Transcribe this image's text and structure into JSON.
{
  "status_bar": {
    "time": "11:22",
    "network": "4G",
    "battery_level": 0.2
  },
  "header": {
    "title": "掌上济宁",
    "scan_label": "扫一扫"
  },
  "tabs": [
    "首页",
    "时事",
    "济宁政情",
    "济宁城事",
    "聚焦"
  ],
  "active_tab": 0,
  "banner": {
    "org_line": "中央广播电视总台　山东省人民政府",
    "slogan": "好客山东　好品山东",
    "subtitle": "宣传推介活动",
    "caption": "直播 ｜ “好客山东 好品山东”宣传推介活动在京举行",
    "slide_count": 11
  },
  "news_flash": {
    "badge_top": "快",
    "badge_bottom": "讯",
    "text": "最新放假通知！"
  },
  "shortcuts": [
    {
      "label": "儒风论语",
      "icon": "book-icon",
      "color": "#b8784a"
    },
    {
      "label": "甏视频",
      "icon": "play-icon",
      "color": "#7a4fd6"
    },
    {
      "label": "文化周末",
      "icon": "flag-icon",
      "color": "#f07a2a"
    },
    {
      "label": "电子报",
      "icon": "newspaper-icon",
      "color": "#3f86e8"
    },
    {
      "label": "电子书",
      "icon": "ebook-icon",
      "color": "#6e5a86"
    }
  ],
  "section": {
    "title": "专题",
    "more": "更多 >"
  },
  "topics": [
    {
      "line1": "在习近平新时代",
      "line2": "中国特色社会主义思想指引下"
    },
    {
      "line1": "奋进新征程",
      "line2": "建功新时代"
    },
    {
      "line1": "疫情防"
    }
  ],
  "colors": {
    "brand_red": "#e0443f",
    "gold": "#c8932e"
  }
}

★ ★ ★ ★ ★

**Work required**
Transcribe each entry exactly.

**Answer for the task**
Transcribe this image's text and structure into JSON.
{
  "status_bar": {
    "time": "11:22",
    "network": "4G",
    "battery_level": 0.2
  },
  "header": {
    "title": "掌上济宁",
    "scan_label": "扫一扫"
  },
  "tabs": [
    "首页",
    "时事",
    "济宁政情",
    "济宁城事",
    "聚焦"
  ],
  "active_tab": 0,
  "banner": {
    "org_line": "中央广播电视总台　山东省人民政府",
    "slogan": "好客山东　好品山东",
    "subtitle": "宣传推介活动",
    "caption": "直播 ｜ “好客山东 好品山东”宣传推介活动在京举行",
    "slide_count": 11
  },
  "news_flash": {
    "badge_top": "快",
    "badge_bottom": "讯",
    "text": "最新放假通知！"
  },
  "shortcuts": [
    {
      "label": "儒风论语",
      "icon": "book-icon",
      "color": "#b8784a"
    },
    {
      "label": "甏视频",
      "icon": "play-icon",
      "color": "#7a4fd6"
    },
    {
      "label": "文化周末",
      "icon": "flag-icon",
      "color": "#f07a2a"
    },
    {
      "label": "电子报",
      "icon": "newspaper-icon",
      "color": "#3f86e8"
    },
    {
      "label": "电子书",
      "icon": "ebook-icon",
      "color": "#6e5a86"
    }
  ],
  "section": {
    "title": "专题",
    "more": "更多 >"
  },
  "topics": [
    {
      "line1": "在习近平新时代",
      "line2": "中国特色社会主义思想指引下"
    },
    {
      "line1": "奋进新征程",
      "line2": "建功新时代"
    },
    {
      "line1": "疫情防"
    }
  ],
  "colors": {
    "brand_red": "#e0443f",
    "gold": "#c8932e"
  }
}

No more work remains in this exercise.